Objective - Without the pictures, print each of the records below exactly as it appears.

Records for this task -
┄┄┄┄┄┄┄┄┄┄
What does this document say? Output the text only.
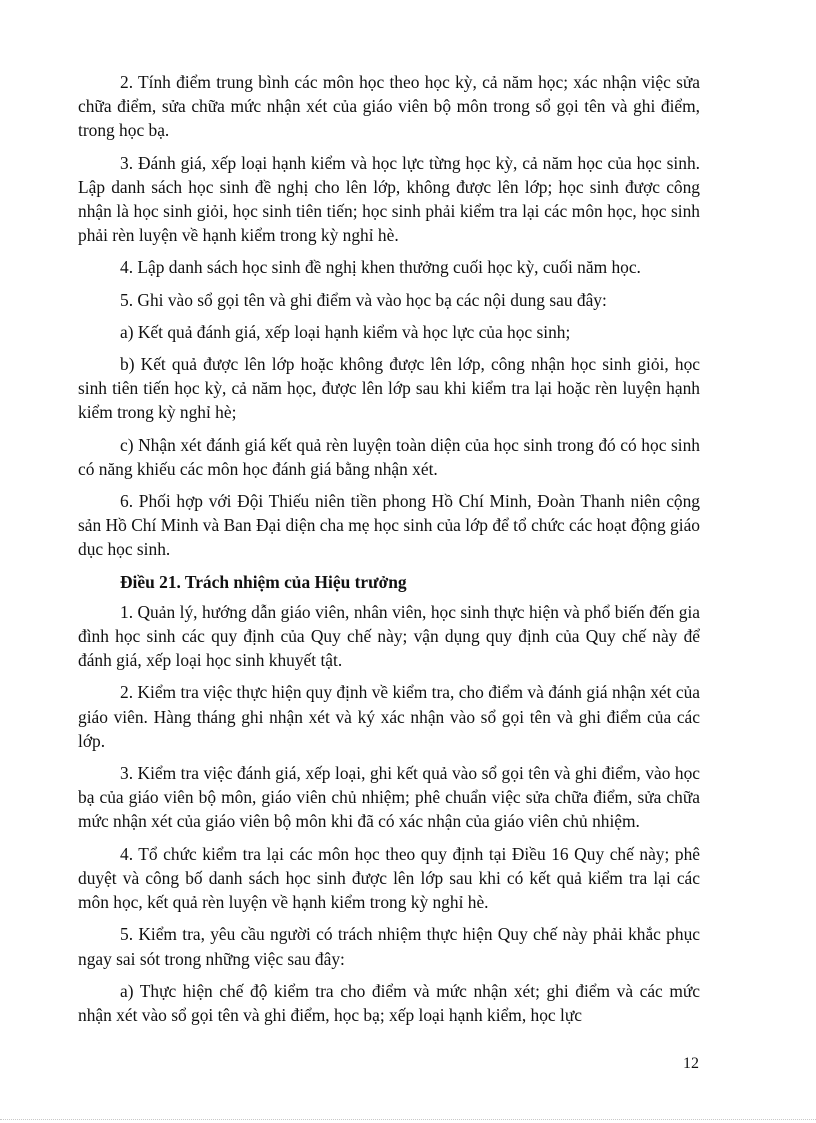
2. Tính điểm trung bình các môn học theo học kỳ, cả năm học; xác nhận việc sửa chữa điểm, sửa chữa mức nhận xét của giáo viên bộ môn trong sổ gọi tên và ghi điểm, trong học bạ.

3. Đánh giá, xếp loại hạnh kiểm và học lực từng học kỳ, cả năm học của học sinh. Lập danh sách học sinh đề nghị cho lên lớp, không được lên lớp; học sinh được công nhận là học sinh giỏi, học sinh tiên tiến; học sinh phải kiểm tra lại các môn học, học sinh phải rèn luyện về hạnh kiểm trong kỳ nghỉ hè.

4. Lập danh sách học sinh đề nghị khen thưởng cuối học kỳ, cuối năm học.

5. Ghi vào sổ gọi tên và ghi điểm và vào học bạ các nội dung sau đây:

a) Kết quả đánh giá, xếp loại hạnh kiểm và học lực của học sinh;

b) Kết quả được lên lớp hoặc không được lên lớp, công nhận học sinh giỏi, học sinh tiên tiến học kỳ, cả năm học, được lên lớp sau khi kiểm tra lại hoặc rèn luyện hạnh kiểm trong kỳ nghỉ hè;

c) Nhận xét đánh giá kết quả rèn luyện toàn diện của học sinh trong đó có học sinh có năng khiếu các môn học đánh giá bằng nhận xét.

6. Phối hợp với Đội Thiếu niên tiền phong Hồ Chí Minh, Đoàn Thanh niên cộng sản Hồ Chí Minh và Ban Đại diện cha mẹ học sinh của lớp để tổ chức các hoạt động giáo dục học sinh.

Điều 21. Trách nhiệm của Hiệu trưởng

1. Quản lý, hướng dẫn giáo viên, nhân viên, học sinh thực hiện và phổ biến đến gia đình học sinh các quy định của Quy chế này; vận dụng quy định của Quy chế này để đánh giá, xếp loại học sinh khuyết tật.

2. Kiểm tra việc thực hiện quy định về kiểm tra, cho điểm và đánh giá nhận xét của giáo viên. Hàng tháng ghi nhận xét và ký xác nhận vào sổ gọi tên và ghi điểm của các lớp.

3. Kiểm tra việc đánh giá, xếp loại, ghi kết quả vào sổ gọi tên và ghi điểm, vào học bạ của giáo viên bộ môn, giáo viên chủ nhiệm; phê chuẩn việc sửa chữa điểm, sửa chữa mức nhận xét của giáo viên bộ môn khi đã có xác nhận của giáo viên chủ nhiệm.

4. Tổ chức kiểm tra lại các môn học theo quy định tại Điều 16 Quy chế này; phê duyệt và công bố danh sách học sinh được lên lớp sau khi có kết quả kiểm tra lại các môn học, kết quả rèn luyện về hạnh kiểm trong kỳ nghỉ hè.

5. Kiểm tra, yêu cầu người có trách nhiệm thực hiện Quy chế này phải khắc phục ngay sai sót trong những việc sau đây:

a) Thực hiện chế độ kiểm tra cho điểm và mức nhận xét; ghi điểm và các mức nhận xét vào sổ gọi tên và ghi điểm, học bạ; xếp loại hạnh kiểm, học lực

12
┄┄┄┄┄┄┄┄┄┄
Full output -
What does this document say? Output the text only.
2. Tính điểm trung bình các môn học theo học kỳ, cả năm học; xác nhận việc sửa chữa điểm, sửa chữa mức nhận xét của giáo viên bộ môn trong sổ gọi tên và ghi điểm, trong học bạ.

3. Đánh giá, xếp loại hạnh kiểm và học lực từng học kỳ, cả năm học của học sinh. Lập danh sách học sinh đề nghị cho lên lớp, không được lên lớp; học sinh được công nhận là học sinh giỏi, học sinh tiên tiến; học sinh phải kiểm tra lại các môn học, học sinh phải rèn luyện về hạnh kiểm trong kỳ nghỉ hè.

4. Lập danh sách học sinh đề nghị khen thưởng cuối học kỳ, cuối năm học.

5. Ghi vào sổ gọi tên và ghi điểm và vào học bạ các nội dung sau đây:

a) Kết quả đánh giá, xếp loại hạnh kiểm và học lực của học sinh;

b) Kết quả được lên lớp hoặc không được lên lớp, công nhận học sinh giỏi, học sinh tiên tiến học kỳ, cả năm học, được lên lớp sau khi kiểm tra lại hoặc rèn luyện hạnh kiểm trong kỳ nghỉ hè;

c) Nhận xét đánh giá kết quả rèn luyện toàn diện của học sinh trong đó có học sinh có năng khiếu các môn học đánh giá bằng nhận xét.

6. Phối hợp với Đội Thiếu niên tiền phong Hồ Chí Minh, Đoàn Thanh niên cộng sản Hồ Chí Minh và Ban Đại diện cha mẹ học sinh của lớp để tổ chức các hoạt động giáo dục học sinh.

Điều 21. Trách nhiệm của Hiệu trưởng

1. Quản lý, hướng dẫn giáo viên, nhân viên, học sinh thực hiện và phổ biến đến gia đình học sinh các quy định của Quy chế này; vận dụng quy định của Quy chế này để đánh giá, xếp loại học sinh khuyết tật.

2. Kiểm tra việc thực hiện quy định về kiểm tra, cho điểm và đánh giá nhận xét của giáo viên. Hàng tháng ghi nhận xét và ký xác nhận vào sổ gọi tên và ghi điểm của các lớp.

3. Kiểm tra việc đánh giá, xếp loại, ghi kết quả vào sổ gọi tên và ghi điểm, vào học bạ của giáo viên bộ môn, giáo viên chủ nhiệm; phê chuẩn việc sửa chữa điểm, sửa chữa mức nhận xét của giáo viên bộ môn khi đã có xác nhận của giáo viên chủ nhiệm.

4. Tổ chức kiểm tra lại các môn học theo quy định tại Điều 16 Quy chế này; phê duyệt và công bố danh sách học sinh được lên lớp sau khi có kết quả kiểm tra lại các môn học, kết quả rèn luyện về hạnh kiểm trong kỳ nghỉ hè.

5. Kiểm tra, yêu cầu người có trách nhiệm thực hiện Quy chế này phải khắc phục ngay sai sót trong những việc sau đây:

a) Thực hiện chế độ kiểm tra cho điểm và mức nhận xét; ghi điểm và các mức nhận xét vào sổ gọi tên và ghi điểm, học bạ; xếp loại hạnh kiểm, học lực

12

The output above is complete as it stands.